▶ **STATED PROBLEM**: Write out each line beneath this one exactly as it reads.
******************************
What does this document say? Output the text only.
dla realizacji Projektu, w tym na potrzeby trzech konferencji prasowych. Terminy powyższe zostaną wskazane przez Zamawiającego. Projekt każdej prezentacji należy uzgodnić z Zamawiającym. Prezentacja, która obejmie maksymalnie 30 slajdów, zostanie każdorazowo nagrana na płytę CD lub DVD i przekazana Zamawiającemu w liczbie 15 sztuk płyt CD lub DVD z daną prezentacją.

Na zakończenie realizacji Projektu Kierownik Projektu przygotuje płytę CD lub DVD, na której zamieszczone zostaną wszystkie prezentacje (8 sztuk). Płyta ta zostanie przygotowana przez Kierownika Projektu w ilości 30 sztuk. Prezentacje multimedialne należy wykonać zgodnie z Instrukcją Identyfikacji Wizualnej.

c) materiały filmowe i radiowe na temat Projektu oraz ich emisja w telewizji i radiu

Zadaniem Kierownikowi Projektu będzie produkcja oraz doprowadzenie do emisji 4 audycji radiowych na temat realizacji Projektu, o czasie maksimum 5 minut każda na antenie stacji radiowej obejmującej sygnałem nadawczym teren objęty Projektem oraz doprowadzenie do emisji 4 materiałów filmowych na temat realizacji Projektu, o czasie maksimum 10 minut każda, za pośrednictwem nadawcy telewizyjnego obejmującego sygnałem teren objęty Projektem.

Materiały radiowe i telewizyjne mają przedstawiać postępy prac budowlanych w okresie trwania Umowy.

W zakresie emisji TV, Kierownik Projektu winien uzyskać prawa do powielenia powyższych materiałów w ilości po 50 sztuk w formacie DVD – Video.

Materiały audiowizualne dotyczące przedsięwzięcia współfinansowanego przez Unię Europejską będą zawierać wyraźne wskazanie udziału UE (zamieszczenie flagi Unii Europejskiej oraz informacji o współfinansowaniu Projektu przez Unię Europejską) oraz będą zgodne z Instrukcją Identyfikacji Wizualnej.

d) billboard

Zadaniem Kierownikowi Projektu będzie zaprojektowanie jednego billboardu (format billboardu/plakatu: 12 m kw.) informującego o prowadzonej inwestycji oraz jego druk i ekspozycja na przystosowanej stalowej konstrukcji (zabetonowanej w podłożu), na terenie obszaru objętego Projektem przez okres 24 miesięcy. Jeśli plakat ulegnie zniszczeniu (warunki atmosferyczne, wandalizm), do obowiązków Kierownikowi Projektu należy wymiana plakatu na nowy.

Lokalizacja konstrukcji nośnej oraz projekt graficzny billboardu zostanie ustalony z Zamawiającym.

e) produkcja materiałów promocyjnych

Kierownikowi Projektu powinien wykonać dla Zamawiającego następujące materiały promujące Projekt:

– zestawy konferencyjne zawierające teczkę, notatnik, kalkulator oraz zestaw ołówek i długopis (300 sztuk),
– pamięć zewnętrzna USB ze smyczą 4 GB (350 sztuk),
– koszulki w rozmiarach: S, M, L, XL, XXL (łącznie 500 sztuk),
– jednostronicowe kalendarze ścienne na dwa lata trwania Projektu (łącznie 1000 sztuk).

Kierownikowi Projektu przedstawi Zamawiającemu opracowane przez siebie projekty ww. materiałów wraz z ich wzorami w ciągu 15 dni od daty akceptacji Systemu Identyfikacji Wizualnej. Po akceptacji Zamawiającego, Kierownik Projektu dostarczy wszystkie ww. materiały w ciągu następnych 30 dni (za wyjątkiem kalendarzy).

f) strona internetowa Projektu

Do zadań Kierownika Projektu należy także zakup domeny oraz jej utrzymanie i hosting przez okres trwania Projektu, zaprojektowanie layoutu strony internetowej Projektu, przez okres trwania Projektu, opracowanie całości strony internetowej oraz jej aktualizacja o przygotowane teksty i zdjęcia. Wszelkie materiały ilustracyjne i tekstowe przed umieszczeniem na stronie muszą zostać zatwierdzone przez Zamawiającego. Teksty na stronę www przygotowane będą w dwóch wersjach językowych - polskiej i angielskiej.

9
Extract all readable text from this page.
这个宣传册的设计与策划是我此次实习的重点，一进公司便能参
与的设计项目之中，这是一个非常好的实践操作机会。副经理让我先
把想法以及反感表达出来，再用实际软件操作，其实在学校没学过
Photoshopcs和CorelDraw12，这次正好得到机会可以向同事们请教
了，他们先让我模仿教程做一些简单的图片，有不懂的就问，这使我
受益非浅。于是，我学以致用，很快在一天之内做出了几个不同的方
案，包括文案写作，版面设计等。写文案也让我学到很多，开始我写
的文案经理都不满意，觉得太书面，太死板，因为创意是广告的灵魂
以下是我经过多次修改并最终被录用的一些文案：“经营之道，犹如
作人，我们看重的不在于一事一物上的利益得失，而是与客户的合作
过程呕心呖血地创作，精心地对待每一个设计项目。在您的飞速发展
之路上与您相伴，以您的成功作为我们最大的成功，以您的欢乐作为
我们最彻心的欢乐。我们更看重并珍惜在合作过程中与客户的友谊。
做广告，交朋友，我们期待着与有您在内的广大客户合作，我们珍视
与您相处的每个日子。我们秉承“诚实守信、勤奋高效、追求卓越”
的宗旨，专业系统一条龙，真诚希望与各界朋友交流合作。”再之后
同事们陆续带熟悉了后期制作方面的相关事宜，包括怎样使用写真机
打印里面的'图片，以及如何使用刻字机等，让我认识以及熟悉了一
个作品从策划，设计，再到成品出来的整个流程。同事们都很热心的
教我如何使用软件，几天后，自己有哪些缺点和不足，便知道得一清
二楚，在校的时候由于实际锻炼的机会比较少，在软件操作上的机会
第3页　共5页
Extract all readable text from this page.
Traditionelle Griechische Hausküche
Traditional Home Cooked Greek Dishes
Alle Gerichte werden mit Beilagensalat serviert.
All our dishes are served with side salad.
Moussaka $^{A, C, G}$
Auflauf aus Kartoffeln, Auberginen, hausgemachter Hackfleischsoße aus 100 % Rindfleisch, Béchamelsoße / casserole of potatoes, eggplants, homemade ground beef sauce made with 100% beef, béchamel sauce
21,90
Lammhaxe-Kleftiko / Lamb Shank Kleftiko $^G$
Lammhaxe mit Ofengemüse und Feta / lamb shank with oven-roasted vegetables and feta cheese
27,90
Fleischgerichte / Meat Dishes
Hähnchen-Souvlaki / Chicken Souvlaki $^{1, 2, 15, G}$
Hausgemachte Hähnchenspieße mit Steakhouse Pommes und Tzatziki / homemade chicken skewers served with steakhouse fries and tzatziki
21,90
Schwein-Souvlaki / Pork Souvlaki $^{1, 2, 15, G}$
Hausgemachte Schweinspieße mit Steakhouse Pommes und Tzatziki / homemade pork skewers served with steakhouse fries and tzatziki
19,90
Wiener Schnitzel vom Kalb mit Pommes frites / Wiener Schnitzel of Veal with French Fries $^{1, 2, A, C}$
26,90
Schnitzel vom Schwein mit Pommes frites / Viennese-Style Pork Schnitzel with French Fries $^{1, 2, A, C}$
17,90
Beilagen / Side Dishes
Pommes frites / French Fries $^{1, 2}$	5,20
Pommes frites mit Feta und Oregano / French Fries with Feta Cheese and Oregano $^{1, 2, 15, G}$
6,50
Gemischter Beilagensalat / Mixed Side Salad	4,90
******************************
▶ **RESULT OF THIS TASK**:
What does this document say? Output the text only.
dla realizacji Projektu, w tym na potrzeby trzech konferencji prasowych. Terminy powyższe zostaną wskazane przez Zamawiającego. Projekt każdej prezentacji należy uzgodnić z Zamawiającym. Prezentacja, która obejmie maksymalnie 30 slajdów, zostanie każdorazowo nagrana na płytę CD lub DVD i przekazana Zamawiającemu w liczbie 15 sztuk płyt CD lub DVD z daną prezentacją.

Na zakończenie realizacji Projektu Kierownik Projektu przygotuje płytę CD lub DVD, na której zamieszczone zostaną wszystkie prezentacje (8 sztuk). Płyta ta zostanie przygotowana przez Kierownika Projektu w ilości 30 sztuk. Prezentacje multimedialne należy wykonać zgodnie z Instrukcją Identyfikacji Wizualnej.

c) materiały filmowe i radiowe na temat Projektu oraz ich emisja w telewizji i radiu

Zadaniem Kierownikowi Projektu będzie produkcja oraz doprowadzenie do emisji 4 audycji radiowych na temat realizacji Projektu, o czasie maksimum 5 minut każda na antenie stacji radiowej obejmującej sygnałem nadawczym teren objęty Projektem oraz doprowadzenie do emisji 4 materiałów filmowych na temat realizacji Projektu, o czasie maksimum 10 minut każda, za pośrednictwem nadawcy telewizyjnego obejmującego sygnałem teren objęty Projektem.

Materiały radiowe i telewizyjne mają przedstawiać postępy prac budowlanych w okresie trwania Umowy.

W zakresie emisji TV, Kierownik Projektu winien uzyskać prawa do powielenia powyższych materiałów w ilości po 50 sztuk w formacie DVD – Video.

Materiały audiowizualne dotyczące przedsięwzięcia współfinansowanego przez Unię Europejską będą zawierać wyraźne wskazanie udziału UE (zamieszczenie flagi Unii Europejskiej oraz informacji o współfinansowaniu Projektu przez Unię Europejską) oraz będą zgodne z Instrukcją Identyfikacji Wizualnej.

d) billboard

Zadaniem Kierownikowi Projektu będzie zaprojektowanie jednego billboardu (format billboardu/plakatu: 12 m kw.) informującego o prowadzonej inwestycji oraz jego druk i ekspozycja na przystosowanej stalowej konstrukcji (zabetonowanej w podłożu), na terenie obszaru objętego Projektem przez okres 24 miesięcy. Jeśli plakat ulegnie zniszczeniu (warunki atmosferyczne, wandalizm), do obowiązków Kierownikowi Projektu należy wymiana plakatu na nowy.

Lokalizacja konstrukcji nośnej oraz projekt graficzny billboardu zostanie ustalony z Zamawiającym.

e) produkcja materiałów promocyjnych

Kierownikowi Projektu powinien wykonać dla Zamawiającego następujące materiały promujące Projekt:

– zestawy konferencyjne zawierające teczkę, notatnik, kalkulator oraz zestaw ołówek i długopis (300 sztuk),
– pamięć zewnętrzna USB ze smyczą 4 GB (350 sztuk),
– koszulki w rozmiarach: S, M, L, XL, XXL (łącznie 500 sztuk),
– jednostronicowe kalendarze ścienne na dwa lata trwania Projektu (łącznie 1000 sztuk).

Kierownikowi Projektu przedstawi Zamawiającemu opracowane przez siebie projekty ww. materiałów wraz z ich wzorami w ciągu 15 dni od daty akceptacji Systemu Identyfikacji Wizualnej. Po akceptacji Zamawiającego, Kierownik Projektu dostarczy wszystkie ww. materiały w ciągu następnych 30 dni (za wyjątkiem kalendarzy).

f) strona internetowa Projektu

Do zadań Kierownika Projektu należy także zakup domeny oraz jej utrzymanie i hosting przez okres trwania Projektu, zaprojektowanie layoutu strony internetowej Projektu, przez okres trwania Projektu, opracowanie całości strony internetowej oraz jej aktualizacja o przygotowane teksty i zdjęcia. Wszelkie materiały ilustracyjne i tekstowe przed umieszczeniem na stronie muszą zostać zatwierdzone przez Zamawiającego. Teksty na stronę www przygotowane będą w dwóch wersjach językowych - polskiej i angielskiej.

9
Extract all readable text from this page.
这个宣传册的设计与策划是我此次实习的重点，一进公司便能参
与的设计项目之中，这是一个非常好的实践操作机会。副经理让我先
把想法以及反感表达出来，再用实际软件操作，其实在学校没学过
Photoshopcs和CorelDraw12，这次正好得到机会可以向同事们请教
了，他们先让我模仿教程做一些简单的图片，有不懂的就问，这使我
受益非浅。于是，我学以致用，很快在一天之内做出了几个不同的方
案，包括文案写作，版面设计等。写文案也让我学到很多，开始我写
的文案经理都不满意，觉得太书面，太死板，因为创意是广告的灵魂
以下是我经过多次修改并最终被录用的一些文案：“经营之道，犹如
作人，我们看重的不在于一事一物上的利益得失，而是与客户的合作
过程呕心呖血地创作，精心地对待每一个设计项目。在您的飞速发展
之路上与您相伴，以您的成功作为我们最大的成功，以您的欢乐作为
我们最彻心的欢乐。我们更看重并珍惜在合作过程中与客户的友谊。
做广告，交朋友，我们期待着与有您在内的广大客户合作，我们珍视
与您相处的每个日子。我们秉承“诚实守信、勤奋高效、追求卓越”
的宗旨，专业系统一条龙，真诚希望与各界朋友交流合作。”再之后
同事们陆续带熟悉了后期制作方面的相关事宜，包括怎样使用写真机
打印里面的'图片，以及如何使用刻字机等，让我认识以及熟悉了一
个作品从策划，设计，再到成品出来的整个流程。同事们都很热心的
教我如何使用软件，几天后，自己有哪些缺点和不足，便知道得一清
二楚，在校的时候由于实际锻炼的机会比较少，在软件操作上的机会
第3页　共5页
Extract all readable text from this page.
Traditionelle Griechische Hausküche
Traditional Home Cooked Greek Dishes
Alle Gerichte werden mit Beilagensalat serviert.
All our dishes are served with side salad.
Moussaka $^{A, C, G}$
Auflauf aus Kartoffeln, Auberginen, hausgemachter Hackfleischsoße aus 100 % Rindfleisch, Béchamelsoße / casserole of potatoes, eggplants, homemade ground beef sauce made with 100% beef, béchamel sauce
21,90
Lammhaxe-Kleftiko / Lamb Shank Kleftiko $^G$
Lammhaxe mit Ofengemüse und Feta / lamb shank with oven-roasted vegetables and feta cheese
27,90
Fleischgerichte / Meat Dishes
Hähnchen-Souvlaki / Chicken Souvlaki $^{1, 2, 15, G}$
Hausgemachte Hähnchenspieße mit Steakhouse Pommes und Tzatziki / homemade chicken skewers served with steakhouse fries and tzatziki
21,90
Schwein-Souvlaki / Pork Souvlaki $^{1, 2, 15, G}$
Hausgemachte Schweinspieße mit Steakhouse Pommes und Tzatziki / homemade pork skewers served with steakhouse fries and tzatziki
19,90
Wiener Schnitzel vom Kalb mit Pommes frites / Wiener Schnitzel of Veal with French Fries $^{1, 2, A, C}$
26,90
Schnitzel vom Schwein mit Pommes frites / Viennese-Style Pork Schnitzel with French Fries $^{1, 2, A, C}$
17,90
Beilagen / Side Dishes
Pommes frites / French Fries $^{1, 2}$	5,20
Pommes frites mit Feta und Oregano / French Fries with Feta Cheese and Oregano $^{1, 2, 15, G}$
6,50
Gemischter Beilagensalat / Mixed Side Salad	4,90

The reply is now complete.